**Short task:** Extract all of the data and reproduce it precisely.

**The records:**
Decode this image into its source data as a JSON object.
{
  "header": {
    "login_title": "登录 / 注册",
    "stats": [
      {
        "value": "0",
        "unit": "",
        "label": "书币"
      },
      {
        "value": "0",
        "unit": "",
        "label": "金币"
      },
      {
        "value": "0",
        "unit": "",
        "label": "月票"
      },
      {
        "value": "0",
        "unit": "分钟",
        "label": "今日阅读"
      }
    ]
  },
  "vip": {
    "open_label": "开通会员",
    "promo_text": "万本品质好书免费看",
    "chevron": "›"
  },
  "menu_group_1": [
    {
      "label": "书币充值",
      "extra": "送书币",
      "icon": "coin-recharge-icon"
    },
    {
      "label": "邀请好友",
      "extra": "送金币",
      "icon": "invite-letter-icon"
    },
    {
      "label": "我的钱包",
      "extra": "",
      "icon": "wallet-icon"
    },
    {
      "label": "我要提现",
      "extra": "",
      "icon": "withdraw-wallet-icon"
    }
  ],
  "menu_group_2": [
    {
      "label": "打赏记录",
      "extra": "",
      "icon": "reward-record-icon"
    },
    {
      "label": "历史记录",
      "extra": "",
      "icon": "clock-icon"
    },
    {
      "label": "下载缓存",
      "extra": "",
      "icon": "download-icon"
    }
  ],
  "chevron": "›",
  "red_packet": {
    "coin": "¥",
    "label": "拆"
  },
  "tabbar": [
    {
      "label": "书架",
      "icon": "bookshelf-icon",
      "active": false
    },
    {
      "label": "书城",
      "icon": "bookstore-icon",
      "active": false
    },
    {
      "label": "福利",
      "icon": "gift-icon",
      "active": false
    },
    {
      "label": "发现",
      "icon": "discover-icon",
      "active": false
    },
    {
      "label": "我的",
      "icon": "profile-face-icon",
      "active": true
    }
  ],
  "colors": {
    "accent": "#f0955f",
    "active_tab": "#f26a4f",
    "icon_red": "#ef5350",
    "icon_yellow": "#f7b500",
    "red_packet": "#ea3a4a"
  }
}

**Response below:**
Decode this image into its source data as a JSON object.
{
  "header": {
    "login_title": "登录 / 注册",
    "stats": [
      {
        "value": "0",
        "unit": "",
        "label": "书币"
      },
      {
        "value": "0",
        "unit": "",
        "label": "金币"
      },
      {
        "value": "0",
        "unit": "",
        "label": "月票"
      },
      {
        "value": "0",
        "unit": "分钟",
        "label": "今日阅读"
      }
    ]
  },
  "vip": {
    "open_label": "开通会员",
    "promo_text": "万本品质好书免费看",
    "chevron": "›"
  },
  "menu_group_1": [
    {
      "label": "书币充值",
      "extra": "送书币",
      "icon": "coin-recharge-icon"
    },
    {
      "label": "邀请好友",
      "extra": "送金币",
      "icon": "invite-letter-icon"
    },
    {
      "label": "我的钱包",
      "extra": "",
      "icon": "wallet-icon"
    },
    {
      "label": "我要提现",
      "extra": "",
      "icon": "withdraw-wallet-icon"
    }
  ],
  "menu_group_2": [
    {
      "label": "打赏记录",
      "extra": "",
      "icon": "reward-record-icon"
    },
    {
      "label": "历史记录",
      "extra": "",
      "icon": "clock-icon"
    },
    {
      "label": "下载缓存",
      "extra": "",
      "icon": "download-icon"
    }
  ],
  "chevron": "›",
  "red_packet": {
    "coin": "¥",
    "label": "拆"
  },
  "tabbar": [
    {
      "label": "书架",
      "icon": "bookshelf-icon",
      "active": false
    },
    {
      "label": "书城",
      "icon": "bookstore-icon",
      "active": false
    },
    {
      "label": "福利",
      "icon": "gift-icon",
      "active": false
    },
    {
      "label": "发现",
      "icon": "discover-icon",
      "active": false
    },
    {
      "label": "我的",
      "icon": "profile-face-icon",
      "active": true
    }
  ],
  "colors": {
    "accent": "#f0955f",
    "active_tab": "#f26a4f",
    "icon_red": "#ef5350",
    "icon_yellow": "#f7b500",
    "red_packet": "#ea3a4a"
  }
}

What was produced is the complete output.